start
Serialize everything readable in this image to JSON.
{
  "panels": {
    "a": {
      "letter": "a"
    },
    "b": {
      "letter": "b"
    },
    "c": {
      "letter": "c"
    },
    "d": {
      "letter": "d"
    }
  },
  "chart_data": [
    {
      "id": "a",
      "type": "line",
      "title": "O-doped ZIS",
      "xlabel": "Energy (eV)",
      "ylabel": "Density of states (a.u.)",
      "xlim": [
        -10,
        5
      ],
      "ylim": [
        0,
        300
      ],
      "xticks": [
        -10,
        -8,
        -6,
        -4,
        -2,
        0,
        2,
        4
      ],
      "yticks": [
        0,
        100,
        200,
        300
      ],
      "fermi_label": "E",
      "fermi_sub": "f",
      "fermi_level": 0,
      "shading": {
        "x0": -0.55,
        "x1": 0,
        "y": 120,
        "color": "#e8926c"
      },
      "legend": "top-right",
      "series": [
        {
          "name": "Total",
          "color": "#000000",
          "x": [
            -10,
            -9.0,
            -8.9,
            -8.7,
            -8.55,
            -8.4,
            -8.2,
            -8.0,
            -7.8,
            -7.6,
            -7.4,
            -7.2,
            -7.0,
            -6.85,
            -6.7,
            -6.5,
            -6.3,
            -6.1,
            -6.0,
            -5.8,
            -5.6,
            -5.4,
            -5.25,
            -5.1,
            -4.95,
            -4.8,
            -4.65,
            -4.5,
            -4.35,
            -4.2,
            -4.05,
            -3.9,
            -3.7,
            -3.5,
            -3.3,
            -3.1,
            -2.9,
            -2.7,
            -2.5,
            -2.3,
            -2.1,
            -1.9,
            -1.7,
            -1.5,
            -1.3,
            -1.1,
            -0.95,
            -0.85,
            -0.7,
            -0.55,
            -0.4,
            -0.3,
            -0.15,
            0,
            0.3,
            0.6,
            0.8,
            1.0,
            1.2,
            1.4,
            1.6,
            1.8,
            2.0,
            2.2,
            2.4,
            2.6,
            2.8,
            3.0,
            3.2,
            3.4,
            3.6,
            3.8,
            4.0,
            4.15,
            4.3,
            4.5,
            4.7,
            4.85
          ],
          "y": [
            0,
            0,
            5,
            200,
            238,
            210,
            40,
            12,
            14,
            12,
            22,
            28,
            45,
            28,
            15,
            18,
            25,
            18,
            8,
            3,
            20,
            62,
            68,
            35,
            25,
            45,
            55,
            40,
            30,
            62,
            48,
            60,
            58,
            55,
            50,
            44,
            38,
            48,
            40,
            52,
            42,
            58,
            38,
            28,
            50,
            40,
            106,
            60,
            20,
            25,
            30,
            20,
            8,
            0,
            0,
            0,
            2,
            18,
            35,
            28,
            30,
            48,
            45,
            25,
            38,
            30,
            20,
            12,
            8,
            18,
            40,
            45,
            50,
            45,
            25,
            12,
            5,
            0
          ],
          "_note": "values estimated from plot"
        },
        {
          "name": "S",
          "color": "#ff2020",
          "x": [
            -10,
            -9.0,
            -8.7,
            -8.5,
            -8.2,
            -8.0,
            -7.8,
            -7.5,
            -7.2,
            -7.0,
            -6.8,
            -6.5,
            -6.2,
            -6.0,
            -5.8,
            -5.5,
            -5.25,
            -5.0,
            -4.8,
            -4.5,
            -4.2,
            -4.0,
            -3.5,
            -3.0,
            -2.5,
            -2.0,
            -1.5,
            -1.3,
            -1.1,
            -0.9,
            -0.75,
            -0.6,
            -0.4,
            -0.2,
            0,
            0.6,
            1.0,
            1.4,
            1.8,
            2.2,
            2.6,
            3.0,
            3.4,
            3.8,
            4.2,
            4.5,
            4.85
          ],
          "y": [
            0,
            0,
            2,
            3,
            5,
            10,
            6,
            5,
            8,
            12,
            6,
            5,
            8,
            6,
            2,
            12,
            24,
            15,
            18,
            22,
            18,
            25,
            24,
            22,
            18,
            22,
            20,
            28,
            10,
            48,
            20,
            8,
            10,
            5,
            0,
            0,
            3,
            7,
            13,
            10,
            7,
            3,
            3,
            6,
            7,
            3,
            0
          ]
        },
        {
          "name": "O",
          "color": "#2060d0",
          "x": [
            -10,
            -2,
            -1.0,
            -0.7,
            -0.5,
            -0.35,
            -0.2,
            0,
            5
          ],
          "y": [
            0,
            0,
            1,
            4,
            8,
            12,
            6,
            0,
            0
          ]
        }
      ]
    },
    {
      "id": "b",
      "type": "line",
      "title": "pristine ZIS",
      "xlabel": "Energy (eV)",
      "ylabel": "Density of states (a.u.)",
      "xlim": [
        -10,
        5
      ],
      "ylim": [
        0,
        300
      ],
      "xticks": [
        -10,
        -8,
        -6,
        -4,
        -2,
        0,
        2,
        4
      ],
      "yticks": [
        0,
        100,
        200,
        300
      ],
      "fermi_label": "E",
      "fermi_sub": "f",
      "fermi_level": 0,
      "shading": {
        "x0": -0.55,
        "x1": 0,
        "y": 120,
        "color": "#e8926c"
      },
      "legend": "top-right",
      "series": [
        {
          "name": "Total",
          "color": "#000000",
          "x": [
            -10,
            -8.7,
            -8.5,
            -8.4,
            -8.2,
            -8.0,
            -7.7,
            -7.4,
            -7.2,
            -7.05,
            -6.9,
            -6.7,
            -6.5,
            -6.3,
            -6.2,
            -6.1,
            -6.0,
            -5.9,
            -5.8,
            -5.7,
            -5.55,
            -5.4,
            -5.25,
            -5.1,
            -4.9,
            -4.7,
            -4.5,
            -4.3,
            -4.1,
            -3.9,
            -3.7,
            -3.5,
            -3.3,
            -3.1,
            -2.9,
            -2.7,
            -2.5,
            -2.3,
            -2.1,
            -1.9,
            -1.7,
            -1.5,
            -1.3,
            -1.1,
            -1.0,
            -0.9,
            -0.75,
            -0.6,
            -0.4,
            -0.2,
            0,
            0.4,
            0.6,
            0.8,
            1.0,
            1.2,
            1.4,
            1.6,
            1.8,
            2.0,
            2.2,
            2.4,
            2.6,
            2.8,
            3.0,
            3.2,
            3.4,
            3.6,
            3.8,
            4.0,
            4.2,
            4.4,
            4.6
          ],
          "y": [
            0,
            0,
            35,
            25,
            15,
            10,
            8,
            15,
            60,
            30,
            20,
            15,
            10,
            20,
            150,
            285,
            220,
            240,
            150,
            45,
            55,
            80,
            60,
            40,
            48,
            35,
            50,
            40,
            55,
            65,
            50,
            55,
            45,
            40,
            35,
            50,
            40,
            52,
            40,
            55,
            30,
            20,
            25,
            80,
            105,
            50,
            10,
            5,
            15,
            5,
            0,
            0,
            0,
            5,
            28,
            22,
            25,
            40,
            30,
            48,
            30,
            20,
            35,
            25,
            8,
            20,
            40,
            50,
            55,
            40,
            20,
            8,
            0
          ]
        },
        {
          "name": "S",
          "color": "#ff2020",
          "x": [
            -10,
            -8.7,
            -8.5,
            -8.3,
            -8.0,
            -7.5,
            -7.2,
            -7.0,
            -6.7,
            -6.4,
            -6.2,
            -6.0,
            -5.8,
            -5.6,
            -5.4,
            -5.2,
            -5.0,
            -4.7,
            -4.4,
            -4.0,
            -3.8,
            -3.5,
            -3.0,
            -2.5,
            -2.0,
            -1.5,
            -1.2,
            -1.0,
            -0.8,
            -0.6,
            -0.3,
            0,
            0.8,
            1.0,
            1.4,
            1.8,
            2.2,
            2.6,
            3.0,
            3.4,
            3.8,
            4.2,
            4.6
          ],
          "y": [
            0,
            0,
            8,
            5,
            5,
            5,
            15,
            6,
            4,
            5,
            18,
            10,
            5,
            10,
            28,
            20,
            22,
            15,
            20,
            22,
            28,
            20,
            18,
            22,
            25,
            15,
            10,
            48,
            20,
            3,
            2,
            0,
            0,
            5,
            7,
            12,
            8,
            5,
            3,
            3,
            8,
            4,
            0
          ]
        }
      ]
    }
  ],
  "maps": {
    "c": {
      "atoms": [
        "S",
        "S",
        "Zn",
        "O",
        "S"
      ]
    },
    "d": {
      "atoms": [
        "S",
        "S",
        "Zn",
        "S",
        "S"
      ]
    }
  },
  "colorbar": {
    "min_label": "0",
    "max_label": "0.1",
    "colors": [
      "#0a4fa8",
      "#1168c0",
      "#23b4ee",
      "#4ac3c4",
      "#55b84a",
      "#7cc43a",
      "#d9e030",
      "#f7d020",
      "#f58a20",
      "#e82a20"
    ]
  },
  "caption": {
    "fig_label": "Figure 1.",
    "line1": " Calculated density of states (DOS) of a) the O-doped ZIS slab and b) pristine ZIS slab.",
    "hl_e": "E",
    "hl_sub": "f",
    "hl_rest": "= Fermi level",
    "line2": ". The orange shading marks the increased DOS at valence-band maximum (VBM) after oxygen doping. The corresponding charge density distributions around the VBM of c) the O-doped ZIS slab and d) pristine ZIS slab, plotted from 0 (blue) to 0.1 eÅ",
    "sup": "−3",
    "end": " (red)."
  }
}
end
Task prompt
Copy whichever lines in the listing above contain the word "pristine".

Output below
      "title": "pristine ZIS",
    "line1": " Calculated density of states (DOS) of a) the O-doped ZIS slab and b) pristine ZIS slab.",
    "line2": ". The orange shading marks the increased DOS at valence-band maximum (VBM) after oxygen doping. The corresponding charge density distributions around the VBM of c) the O-doped ZIS slab and d) pristine ZIS slab, plotted from 0 (blue) to 0.1 eÅ",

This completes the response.